* _Your goal_
Your answer should repeat the entries in full, exactly as given, with no pictures.

* _Dataset content_
_ _ _ _ _
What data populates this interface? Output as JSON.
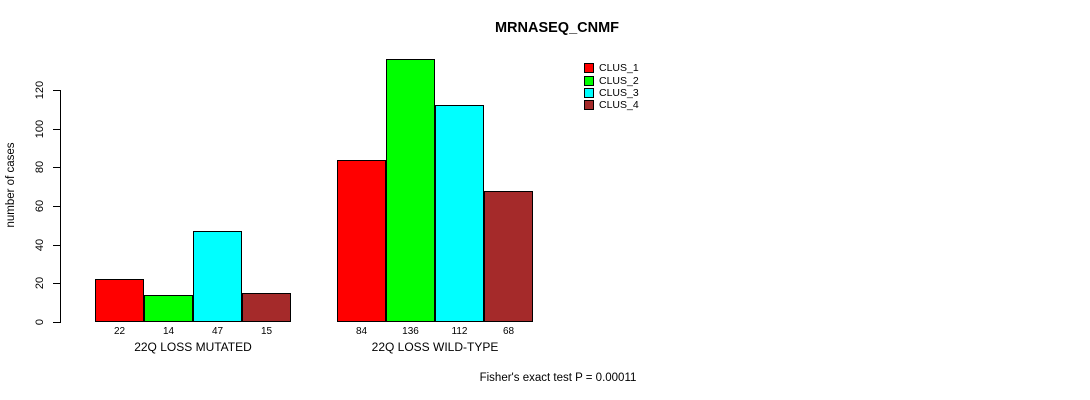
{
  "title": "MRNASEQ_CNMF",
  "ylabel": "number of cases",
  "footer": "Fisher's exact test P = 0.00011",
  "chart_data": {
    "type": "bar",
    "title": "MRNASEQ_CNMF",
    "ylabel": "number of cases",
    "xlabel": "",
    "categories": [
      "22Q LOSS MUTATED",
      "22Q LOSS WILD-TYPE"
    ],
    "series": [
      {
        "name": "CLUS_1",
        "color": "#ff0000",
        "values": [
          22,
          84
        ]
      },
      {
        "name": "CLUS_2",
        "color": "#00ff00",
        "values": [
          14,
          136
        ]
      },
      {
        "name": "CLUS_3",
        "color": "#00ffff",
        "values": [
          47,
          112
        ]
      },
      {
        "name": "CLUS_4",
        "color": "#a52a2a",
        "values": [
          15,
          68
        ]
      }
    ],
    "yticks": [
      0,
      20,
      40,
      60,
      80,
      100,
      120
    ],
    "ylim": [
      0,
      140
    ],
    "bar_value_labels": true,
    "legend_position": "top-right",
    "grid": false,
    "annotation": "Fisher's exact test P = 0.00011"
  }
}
_ _ _ _ _
* _Exercise output_
What data populates this interface? Output as JSON.
{
  "title": "MRNASEQ_CNMF",
  "ylabel": "number of cases",
  "footer": "Fisher's exact test P = 0.00011",
  "chart_data": {
    "type": "bar",
    "title": "MRNASEQ_CNMF",
    "ylabel": "number of cases",
    "xlabel": "",
    "categories": [
      "22Q LOSS MUTATED",
      "22Q LOSS WILD-TYPE"
    ],
    "series": [
      {
        "name": "CLUS_1",
        "color": "#ff0000",
        "values": [
          22,
          84
        ]
      },
      {
        "name": "CLUS_2",
        "color": "#00ff00",
        "values": [
          14,
          136
        ]
      },
      {
        "name": "CLUS_3",
        "color": "#00ffff",
        "values": [
          47,
          112
        ]
      },
      {
        "name": "CLUS_4",
        "color": "#a52a2a",
        "values": [
          15,
          68
        ]
      }
    ],
    "yticks": [
      0,
      20,
      40,
      60,
      80,
      100,
      120
    ],
    "ylim": [
      0,
      140
    ],
    "bar_value_labels": true,
    "legend_position": "top-right",
    "grid": false,
    "annotation": "Fisher's exact test P = 0.00011"
  }
}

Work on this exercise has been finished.